* _WRITTEN PROBLEM_
Transcribe the listing in full, excluding any pictures.

[Stored data entries]
^^^^^^^^

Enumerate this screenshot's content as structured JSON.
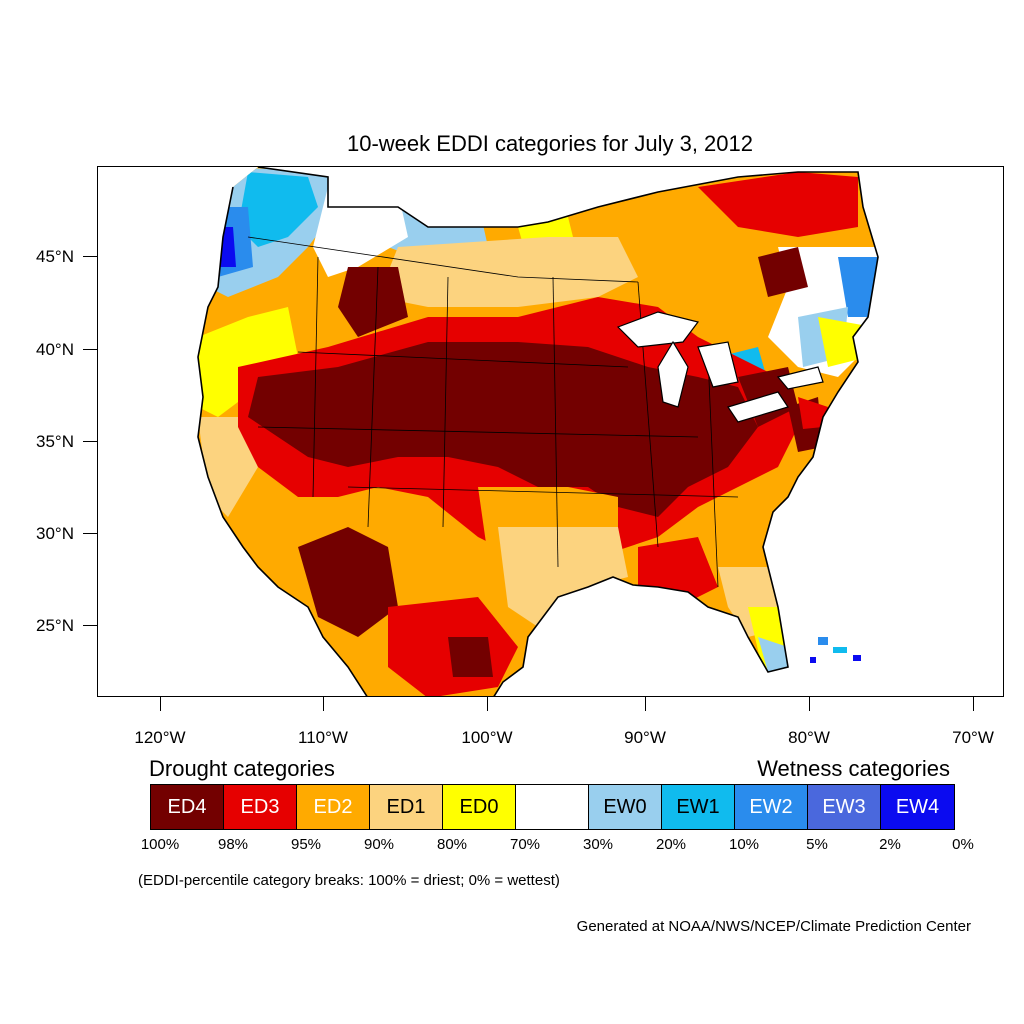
{
  "title": "10-week EDDI categories for July 3, 2012",
  "lat_labels": [
    "45°N",
    "40°N",
    "35°N",
    "30°N",
    "25°N"
  ],
  "lon_labels": [
    "120°W",
    "110°W",
    "100°W",
    "90°W",
    "80°W",
    "70°W"
  ],
  "legend": {
    "drought_heading": "Drought categories",
    "wetness_heading": "Wetness categories",
    "categories": [
      {
        "label": "ED4",
        "color": "#730000",
        "text_color": "#ffffff"
      },
      {
        "label": "ED3",
        "color": "#e60000",
        "text_color": "#ffffff"
      },
      {
        "label": "ED2",
        "color": "#ffaa00",
        "text_color": "#ffffff"
      },
      {
        "label": "ED1",
        "color": "#fcd37f",
        "text_color": "#000000"
      },
      {
        "label": "ED0",
        "color": "#ffff00",
        "text_color": "#000000"
      },
      {
        "label": "",
        "color": "#ffffff",
        "text_color": "#000000"
      },
      {
        "label": "EW0",
        "color": "#99cfee",
        "text_color": "#000000"
      },
      {
        "label": "EW1",
        "color": "#10bbee",
        "text_color": "#000000"
      },
      {
        "label": "EW2",
        "color": "#2a8ced",
        "text_color": "#ffffff"
      },
      {
        "label": "EW3",
        "color": "#4a68dd",
        "text_color": "#ffffff"
      },
      {
        "label": "EW4",
        "color": "#0b0bf0",
        "text_color": "#ffffff"
      }
    ],
    "percentiles": [
      "100%",
      "98%",
      "95%",
      "90%",
      "80%",
      "70%",
      "30%",
      "20%",
      "10%",
      "5%",
      "2%",
      "0%"
    ]
  },
  "note": "(EDDI-percentile category breaks: 100% = driest; 0% = wettest)",
  "credit": "Generated at NOAA/NWS/NCEP/Climate Prediction Center"
}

^^^^^^^^

* _ANSWER TO THE TASK_
Enumerate this screenshot's content as structured JSON.
{
  "title": "10-week EDDI categories for July 3, 2012",
  "lat_labels": [
    "45°N",
    "40°N",
    "35°N",
    "30°N",
    "25°N"
  ],
  "lon_labels": [
    "120°W",
    "110°W",
    "100°W",
    "90°W",
    "80°W",
    "70°W"
  ],
  "legend": {
    "drought_heading": "Drought categories",
    "wetness_heading": "Wetness categories",
    "categories": [
      {
        "label": "ED4",
        "color": "#730000",
        "text_color": "#ffffff"
      },
      {
        "label": "ED3",
        "color": "#e60000",
        "text_color": "#ffffff"
      },
      {
        "label": "ED2",
        "color": "#ffaa00",
        "text_color": "#ffffff"
      },
      {
        "label": "ED1",
        "color": "#fcd37f",
        "text_color": "#000000"
      },
      {
        "label": "ED0",
        "color": "#ffff00",
        "text_color": "#000000"
      },
      {
        "label": "",
        "color": "#ffffff",
        "text_color": "#000000"
      },
      {
        "label": "EW0",
        "color": "#99cfee",
        "text_color": "#000000"
      },
      {
        "label": "EW1",
        "color": "#10bbee",
        "text_color": "#000000"
      },
      {
        "label": "EW2",
        "color": "#2a8ced",
        "text_color": "#ffffff"
      },
      {
        "label": "EW3",
        "color": "#4a68dd",
        "text_color": "#ffffff"
      },
      {
        "label": "EW4",
        "color": "#0b0bf0",
        "text_color": "#ffffff"
      }
    ],
    "percentiles": [
      "100%",
      "98%",
      "95%",
      "90%",
      "80%",
      "70%",
      "30%",
      "20%",
      "10%",
      "5%",
      "2%",
      "0%"
    ]
  },
  "note": "(EDDI-percentile category breaks: 100% = driest; 0% = wettest)",
  "credit": "Generated at NOAA/NWS/NCEP/Climate Prediction Center"
}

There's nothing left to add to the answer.